Figure record listings:
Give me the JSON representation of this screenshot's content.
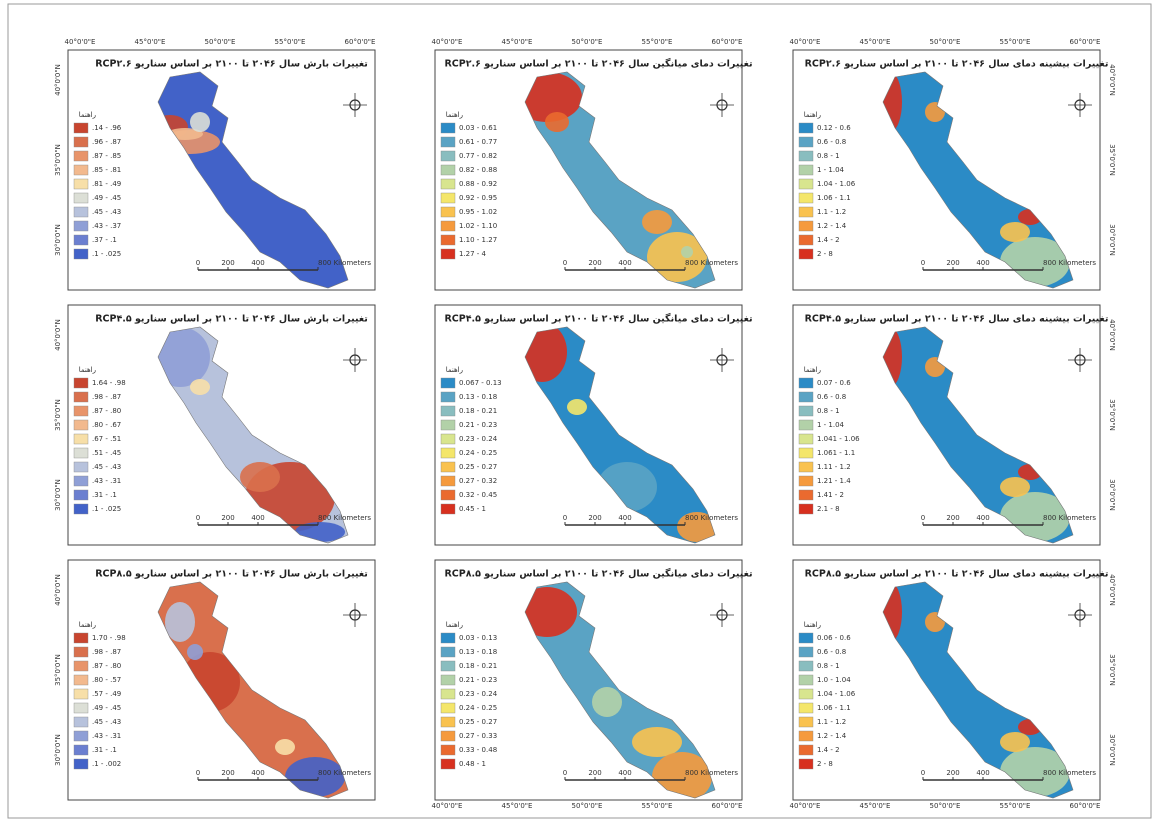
{
  "lon_labels": [
    "40°0'0\"E",
    "45°0'0\"E",
    "50°0'0\"E",
    "55°0'0\"E",
    "60°0'0\"E"
  ],
  "lat_labels": [
    "40°0'0\"N",
    "35°0'0\"N",
    "30°0'0\"N"
  ],
  "legend_title": "راهنما",
  "scale_labels": [
    "0",
    "200",
    "400",
    "800 Kilometers"
  ],
  "panels": [
    {
      "title": "تغییرات بارش سال ۲۰۴۶ تا ۲۱۰۰ بر اساس سناریو RCP۲.۶",
      "kind": "precip",
      "legend": [
        ".14 - .96",
        ".96 - .87",
        ".87 - .85",
        ".85 - .81",
        ".81 - .49",
        ".49 - .45",
        ".45 - .43",
        ".43 - .37",
        ".37 - .1",
        ".1 - .025"
      ],
      "colors": [
        "#c8452f",
        "#d9704d",
        "#e8946a",
        "#f2b98e",
        "#f7dfa8",
        "#dcdfd6",
        "#b7c2dc",
        "#8f9fd6",
        "#6b7fd0",
        "#4262c8"
      ]
    },
    {
      "title": "تغییرات دمای میانگین سال ۲۰۴۶ تا ۲۱۰۰ بر اساس سناریو RCP۲.۶",
      "kind": "temp",
      "legend": [
        "0.03 - 0.61",
        "0.61 - 0.77",
        "0.77 - 0.82",
        "0.82 - 0.88",
        "0.88 - 0.92",
        "0.92 - 0.95",
        "0.95 - 1.02",
        "1.02 - 1.10",
        "1.10 - 1.27",
        "1.27 - 4"
      ],
      "colors": [
        "#2b8bc6",
        "#5aa3c4",
        "#89bdbf",
        "#b2d1a8",
        "#d8e58e",
        "#f4e66a",
        "#f9c24f",
        "#f59a3d",
        "#ea6a2f",
        "#d7301f"
      ]
    },
    {
      "title": "تغییرات بیشینه دمای سال ۲۰۴۶ تا ۲۱۰۰ بر اساس سناریو RCP۲.۶",
      "kind": "tmax",
      "legend": [
        "0.12 - 0.6",
        "0.6 - 0.8",
        "0.8 - 1",
        "1 - 1.04",
        "1.04 - 1.06",
        "1.06 - 1.1",
        "1.1 - 1.2",
        "1.2 - 1.4",
        "1.4 - 2",
        "2 - 8"
      ],
      "colors": [
        "#2b8bc6",
        "#5aa3c4",
        "#89bdbf",
        "#b2d1a8",
        "#d8e58e",
        "#f4e66a",
        "#f9c24f",
        "#f59a3d",
        "#ea6a2f",
        "#d7301f"
      ]
    },
    {
      "title": "تغییرات بارش سال ۲۰۴۶ تا ۲۱۰۰ بر اساس سناریو RCP۴.۵",
      "kind": "precip2",
      "legend": [
        "1.64 - .98",
        ".98 - .87",
        ".87 - .80",
        ".80 - .67",
        ".67 - .51",
        ".51 - .45",
        ".45 - .43",
        ".43 - .31",
        ".31 - .1",
        ".1 - .025"
      ],
      "colors": [
        "#c8452f",
        "#d9704d",
        "#e8946a",
        "#f2b98e",
        "#f7dfa8",
        "#dcdfd6",
        "#b7c2dc",
        "#8f9fd6",
        "#6b7fd0",
        "#4262c8"
      ]
    },
    {
      "title": "تغییرات دمای میانگین سال ۲۰۴۶ تا ۲۱۰۰ بر اساس سناریو RCP۴.۵",
      "kind": "temp2",
      "legend": [
        "0.067 - 0.13",
        "0.13 - 0.18",
        "0.18 - 0.21",
        "0.21 - 0.23",
        "0.23 - 0.24",
        "0.24 - 0.25",
        "0.25 - 0.27",
        "0.27 - 0.32",
        "0.32 - 0.45",
        "0.45 - 1"
      ],
      "colors": [
        "#2b8bc6",
        "#5aa3c4",
        "#89bdbf",
        "#b2d1a8",
        "#d8e58e",
        "#f4e66a",
        "#f9c24f",
        "#f59a3d",
        "#ea6a2f",
        "#d7301f"
      ]
    },
    {
      "title": "تغییرات بیشینه دمای سال ۲۰۴۶ تا ۲۱۰۰ بر اساس سناریو RCP۴.۵",
      "kind": "tmax",
      "legend": [
        "0.07 - 0.6",
        "0.6 - 0.8",
        "0.8 - 1",
        "1 - 1.04",
        "1.041 - 1.06",
        "1.061 - 1.1",
        "1.11 - 1.2",
        "1.21 - 1.4",
        "1.41 - 2",
        "2.1 - 8"
      ],
      "colors": [
        "#2b8bc6",
        "#5aa3c4",
        "#89bdbf",
        "#b2d1a8",
        "#d8e58e",
        "#f4e66a",
        "#f9c24f",
        "#f59a3d",
        "#ea6a2f",
        "#d7301f"
      ]
    },
    {
      "title": "تغییرات بارش سال ۲۰۴۶ تا ۲۱۰۰ بر اساس سناریو RCP۸.۵",
      "kind": "precip3",
      "legend": [
        "1.70 - .98",
        ".98 - .87",
        ".87 - .80",
        ".80 - .57",
        ".57 - .49",
        ".49 - .45",
        ".45 - .43",
        ".43 - .31",
        ".31 - .1",
        ".1 - .002"
      ],
      "colors": [
        "#c8452f",
        "#d9704d",
        "#e8946a",
        "#f2b98e",
        "#f7dfa8",
        "#dcdfd6",
        "#b7c2dc",
        "#8f9fd6",
        "#6b7fd0",
        "#4262c8"
      ]
    },
    {
      "title": "تغییرات دمای میانگین سال ۲۰۴۶ تا ۲۱۰۰ بر اساس سناریو RCP۸.۵",
      "kind": "temp3",
      "legend": [
        "0.03 - 0.13",
        "0.13 - 0.18",
        "0.18 - 0.21",
        "0.21 - 0.23",
        "0.23 - 0.24",
        "0.24 - 0.25",
        "0.25 - 0.27",
        "0.27 - 0.33",
        "0.33 - 0.48",
        "0.48 - 1"
      ],
      "colors": [
        "#2b8bc6",
        "#5aa3c4",
        "#89bdbf",
        "#b2d1a8",
        "#d8e58e",
        "#f4e66a",
        "#f9c24f",
        "#f59a3d",
        "#ea6a2f",
        "#d7301f"
      ]
    },
    {
      "title": "تغییرات بیشینه دمای سال ۲۰۴۶ تا ۲۱۰۰ بر اساس سناریو RCP۸.۵",
      "kind": "tmax",
      "legend": [
        "0.06 - 0.6",
        "0.6 - 0.8",
        "0.8 - 1",
        "1.0 - 1.04",
        "1.04 - 1.06",
        "1.06 - 1.1",
        "1.1 - 1.2",
        "1.2 - 1.4",
        "1.4 - 2",
        "2 - 8"
      ],
      "colors": [
        "#2b8bc6",
        "#5aa3c4",
        "#89bdbf",
        "#b2d1a8",
        "#d8e58e",
        "#f4e66a",
        "#f9c24f",
        "#f59a3d",
        "#ea6a2f",
        "#d7301f"
      ]
    }
  ]
}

• **Written exercise**:
An exact transcription of all the entries is required, without the pictures.

• **The completed task**:
Give me the JSON representation of this screenshot's content.
{
  "lon_labels": [
    "40°0'0\"E",
    "45°0'0\"E",
    "50°0'0\"E",
    "55°0'0\"E",
    "60°0'0\"E"
  ],
  "lat_labels": [
    "40°0'0\"N",
    "35°0'0\"N",
    "30°0'0\"N"
  ],
  "legend_title": "راهنما",
  "scale_labels": [
    "0",
    "200",
    "400",
    "800 Kilometers"
  ],
  "panels": [
    {
      "title": "تغییرات بارش سال ۲۰۴۶ تا ۲۱۰۰ بر اساس سناریو RCP۲.۶",
      "kind": "precip",
      "legend": [
        ".14 - .96",
        ".96 - .87",
        ".87 - .85",
        ".85 - .81",
        ".81 - .49",
        ".49 - .45",
        ".45 - .43",
        ".43 - .37",
        ".37 - .1",
        ".1 - .025"
      ],
      "colors": [
        "#c8452f",
        "#d9704d",
        "#e8946a",
        "#f2b98e",
        "#f7dfa8",
        "#dcdfd6",
        "#b7c2dc",
        "#8f9fd6",
        "#6b7fd0",
        "#4262c8"
      ]
    },
    {
      "title": "تغییرات دمای میانگین سال ۲۰۴۶ تا ۲۱۰۰ بر اساس سناریو RCP۲.۶",
      "kind": "temp",
      "legend": [
        "0.03 - 0.61",
        "0.61 - 0.77",
        "0.77 - 0.82",
        "0.82 - 0.88",
        "0.88 - 0.92",
        "0.92 - 0.95",
        "0.95 - 1.02",
        "1.02 - 1.10",
        "1.10 - 1.27",
        "1.27 - 4"
      ],
      "colors": [
        "#2b8bc6",
        "#5aa3c4",
        "#89bdbf",
        "#b2d1a8",
        "#d8e58e",
        "#f4e66a",
        "#f9c24f",
        "#f59a3d",
        "#ea6a2f",
        "#d7301f"
      ]
    },
    {
      "title": "تغییرات بیشینه دمای سال ۲۰۴۶ تا ۲۱۰۰ بر اساس سناریو RCP۲.۶",
      "kind": "tmax",
      "legend": [
        "0.12 - 0.6",
        "0.6 - 0.8",
        "0.8 - 1",
        "1 - 1.04",
        "1.04 - 1.06",
        "1.06 - 1.1",
        "1.1 - 1.2",
        "1.2 - 1.4",
        "1.4 - 2",
        "2 - 8"
      ],
      "colors": [
        "#2b8bc6",
        "#5aa3c4",
        "#89bdbf",
        "#b2d1a8",
        "#d8e58e",
        "#f4e66a",
        "#f9c24f",
        "#f59a3d",
        "#ea6a2f",
        "#d7301f"
      ]
    },
    {
      "title": "تغییرات بارش سال ۲۰۴۶ تا ۲۱۰۰ بر اساس سناریو RCP۴.۵",
      "kind": "precip2",
      "legend": [
        "1.64 - .98",
        ".98 - .87",
        ".87 - .80",
        ".80 - .67",
        ".67 - .51",
        ".51 - .45",
        ".45 - .43",
        ".43 - .31",
        ".31 - .1",
        ".1 - .025"
      ],
      "colors": [
        "#c8452f",
        "#d9704d",
        "#e8946a",
        "#f2b98e",
        "#f7dfa8",
        "#dcdfd6",
        "#b7c2dc",
        "#8f9fd6",
        "#6b7fd0",
        "#4262c8"
      ]
    },
    {
      "title": "تغییرات دمای میانگین سال ۲۰۴۶ تا ۲۱۰۰ بر اساس سناریو RCP۴.۵",
      "kind": "temp2",
      "legend": [
        "0.067 - 0.13",
        "0.13 - 0.18",
        "0.18 - 0.21",
        "0.21 - 0.23",
        "0.23 - 0.24",
        "0.24 - 0.25",
        "0.25 - 0.27",
        "0.27 - 0.32",
        "0.32 - 0.45",
        "0.45 - 1"
      ],
      "colors": [
        "#2b8bc6",
        "#5aa3c4",
        "#89bdbf",
        "#b2d1a8",
        "#d8e58e",
        "#f4e66a",
        "#f9c24f",
        "#f59a3d",
        "#ea6a2f",
        "#d7301f"
      ]
    },
    {
      "title": "تغییرات بیشینه دمای سال ۲۰۴۶ تا ۲۱۰۰ بر اساس سناریو RCP۴.۵",
      "kind": "tmax",
      "legend": [
        "0.07 - 0.6",
        "0.6 - 0.8",
        "0.8 - 1",
        "1 - 1.04",
        "1.041 - 1.06",
        "1.061 - 1.1",
        "1.11 - 1.2",
        "1.21 - 1.4",
        "1.41 - 2",
        "2.1 - 8"
      ],
      "colors": [
        "#2b8bc6",
        "#5aa3c4",
        "#89bdbf",
        "#b2d1a8",
        "#d8e58e",
        "#f4e66a",
        "#f9c24f",
        "#f59a3d",
        "#ea6a2f",
        "#d7301f"
      ]
    },
    {
      "title": "تغییرات بارش سال ۲۰۴۶ تا ۲۱۰۰ بر اساس سناریو RCP۸.۵",
      "kind": "precip3",
      "legend": [
        "1.70 - .98",
        ".98 - .87",
        ".87 - .80",
        ".80 - .57",
        ".57 - .49",
        ".49 - .45",
        ".45 - .43",
        ".43 - .31",
        ".31 - .1",
        ".1 - .002"
      ],
      "colors": [
        "#c8452f",
        "#d9704d",
        "#e8946a",
        "#f2b98e",
        "#f7dfa8",
        "#dcdfd6",
        "#b7c2dc",
        "#8f9fd6",
        "#6b7fd0",
        "#4262c8"
      ]
    },
    {
      "title": "تغییرات دمای میانگین سال ۲۰۴۶ تا ۲۱۰۰ بر اساس سناریو RCP۸.۵",
      "kind": "temp3",
      "legend": [
        "0.03 - 0.13",
        "0.13 - 0.18",
        "0.18 - 0.21",
        "0.21 - 0.23",
        "0.23 - 0.24",
        "0.24 - 0.25",
        "0.25 - 0.27",
        "0.27 - 0.33",
        "0.33 - 0.48",
        "0.48 - 1"
      ],
      "colors": [
        "#2b8bc6",
        "#5aa3c4",
        "#89bdbf",
        "#b2d1a8",
        "#d8e58e",
        "#f4e66a",
        "#f9c24f",
        "#f59a3d",
        "#ea6a2f",
        "#d7301f"
      ]
    },
    {
      "title": "تغییرات بیشینه دمای سال ۲۰۴۶ تا ۲۱۰۰ بر اساس سناریو RCP۸.۵",
      "kind": "tmax",
      "legend": [
        "0.06 - 0.6",
        "0.6 - 0.8",
        "0.8 - 1",
        "1.0 - 1.04",
        "1.04 - 1.06",
        "1.06 - 1.1",
        "1.1 - 1.2",
        "1.2 - 1.4",
        "1.4 - 2",
        "2 - 8"
      ],
      "colors": [
        "#2b8bc6",
        "#5aa3c4",
        "#89bdbf",
        "#b2d1a8",
        "#d8e58e",
        "#f4e66a",
        "#f9c24f",
        "#f59a3d",
        "#ea6a2f",
        "#d7301f"
      ]
    }
  ]
}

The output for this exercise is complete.